• Exercise directions
Extract the text of every entry below exactly; leave images out.

Dataset excerpt:
* * * *

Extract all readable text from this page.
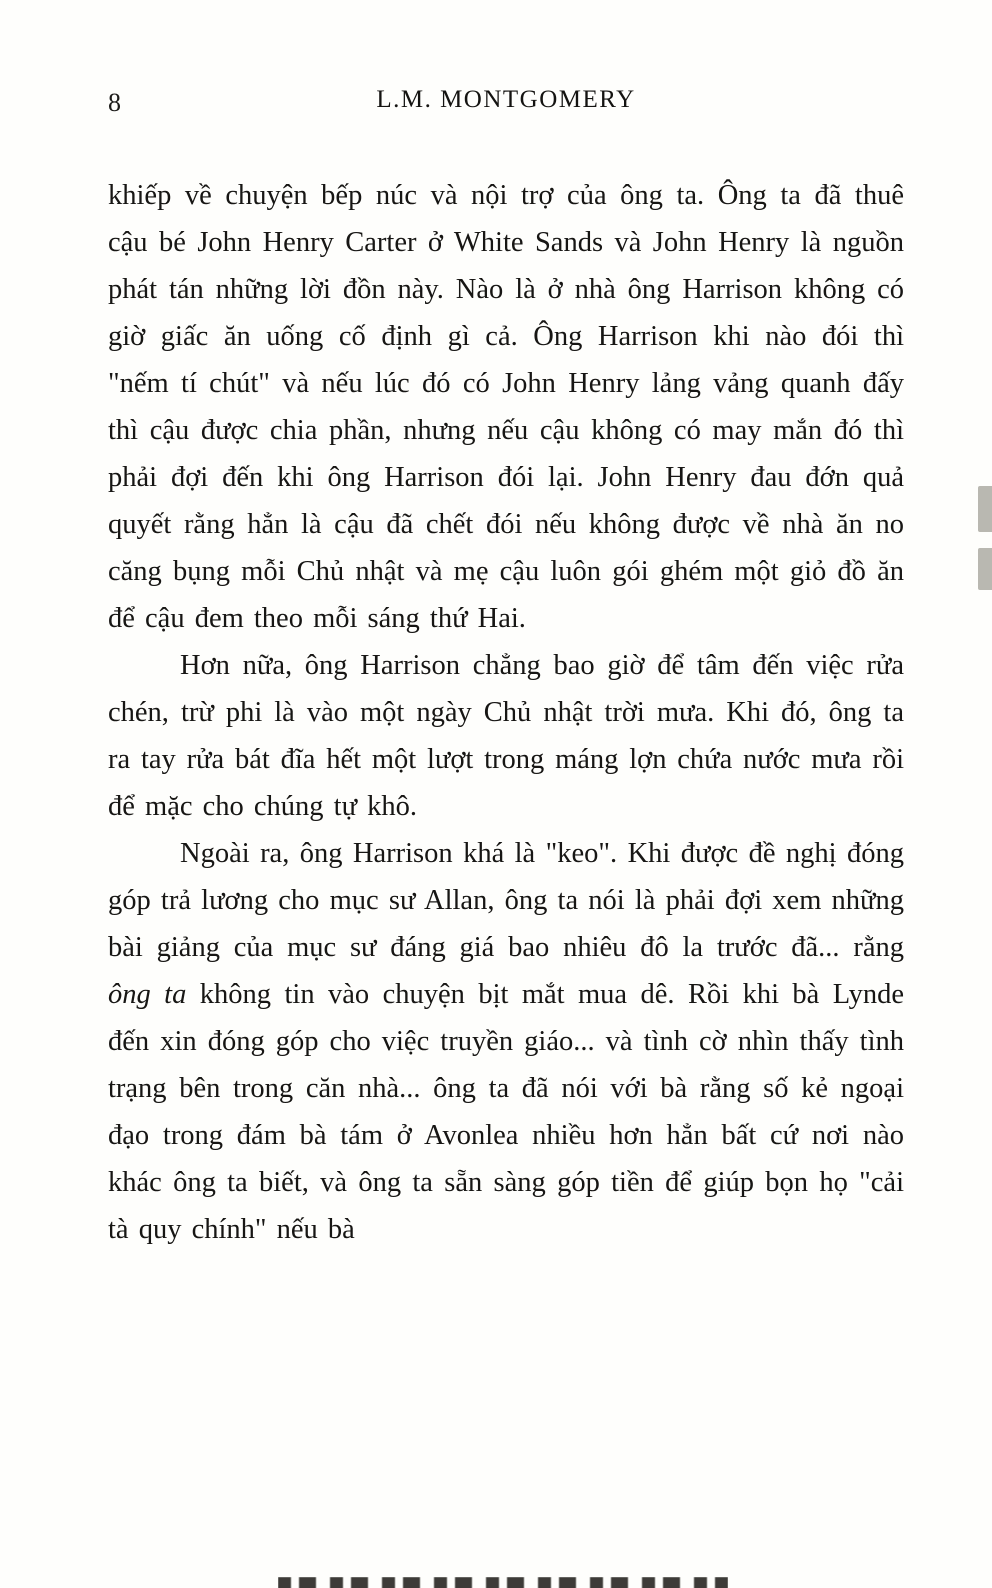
8	L.M. MONTGOMERY

khiếp về chuyện bếp núc và nội trợ của ông ta. Ông ta đã thuê cậu bé John Henry Carter ở White Sands và John Henry là nguồn phát tán những lời đồn này. Nào là ở nhà ông Harrison không có giờ giấc ăn uống cố định gì cả. Ông Harrison khi nào đói thì "nếm tí chút" và nếu lúc đó có John Henry lảng vảng quanh đấy thì cậu được chia phần, nhưng nếu cậu không có may mắn đó thì phải đợi đến khi ông Harrison đói lại. John Henry đau đớn quả quyết rằng hẳn là cậu đã chết đói nếu không được về nhà ăn no căng bụng mỗi Chủ nhật và mẹ cậu luôn gói ghém một giỏ đồ ăn để cậu đem theo mỗi sáng thứ Hai.

Hơn nữa, ông Harrison chẳng bao giờ để tâm đến việc rửa chén, trừ phi là vào một ngày Chủ nhật trời mưa. Khi đó, ông ta ra tay rửa bát đĩa hết một lượt trong máng lợn chứa nước mưa rồi để mặc cho chúng tự khô.

Ngoài ra, ông Harrison khá là "keo". Khi được đề nghị đóng góp trả lương cho mục sư Allan, ông ta nói là phải đợi xem những bài giảng của mục sư đáng giá bao nhiêu đô la trước đã... rằng ông ta không tin vào chuyện bịt mắt mua dê. Rồi khi bà Lynde đến xin đóng góp cho việc truyền giáo... và tình cờ nhìn thấy tình trạng bên trong căn nhà... ông ta đã nói với bà rằng số kẻ ngoại đạo trong đám bà tám ở Avonlea nhiều hơn hẳn bất cứ nơi nào khác ông ta biết, và ông ta sẵn sàng góp tiền để giúp bọn họ "cải tà quy chính" nếu bà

* * * *

• Solution below
Extract all readable text from this page.
8	L.M. MONTGOMERY

khiếp về chuyện bếp núc và nội trợ của ông ta. Ông ta đã thuê cậu bé John Henry Carter ở White Sands và John Henry là nguồn phát tán những lời đồn này. Nào là ở nhà ông Harrison không có giờ giấc ăn uống cố định gì cả. Ông Harrison khi nào đói thì "nếm tí chút" và nếu lúc đó có John Henry lảng vảng quanh đấy thì cậu được chia phần, nhưng nếu cậu không có may mắn đó thì phải đợi đến khi ông Harrison đói lại. John Henry đau đớn quả quyết rằng hẳn là cậu đã chết đói nếu không được về nhà ăn no căng bụng mỗi Chủ nhật và mẹ cậu luôn gói ghém một giỏ đồ ăn để cậu đem theo mỗi sáng thứ Hai.

Hơn nữa, ông Harrison chẳng bao giờ để tâm đến việc rửa chén, trừ phi là vào một ngày Chủ nhật trời mưa. Khi đó, ông ta ra tay rửa bát đĩa hết một lượt trong máng lợn chứa nước mưa rồi để mặc cho chúng tự khô.

Ngoài ra, ông Harrison khá là "keo". Khi được đề nghị đóng góp trả lương cho mục sư Allan, ông ta nói là phải đợi xem những bài giảng của mục sư đáng giá bao nhiêu đô la trước đã... rằng ông ta không tin vào chuyện bịt mắt mua dê. Rồi khi bà Lynde đến xin đóng góp cho việc truyền giáo... và tình cờ nhìn thấy tình trạng bên trong căn nhà... ông ta đã nói với bà rằng số kẻ ngoại đạo trong đám bà tám ở Avonlea nhiều hơn hẳn bất cứ nơi nào khác ông ta biết, và ông ta sẵn sàng góp tiền để giúp bọn họ "cải tà quy chính" nếu bà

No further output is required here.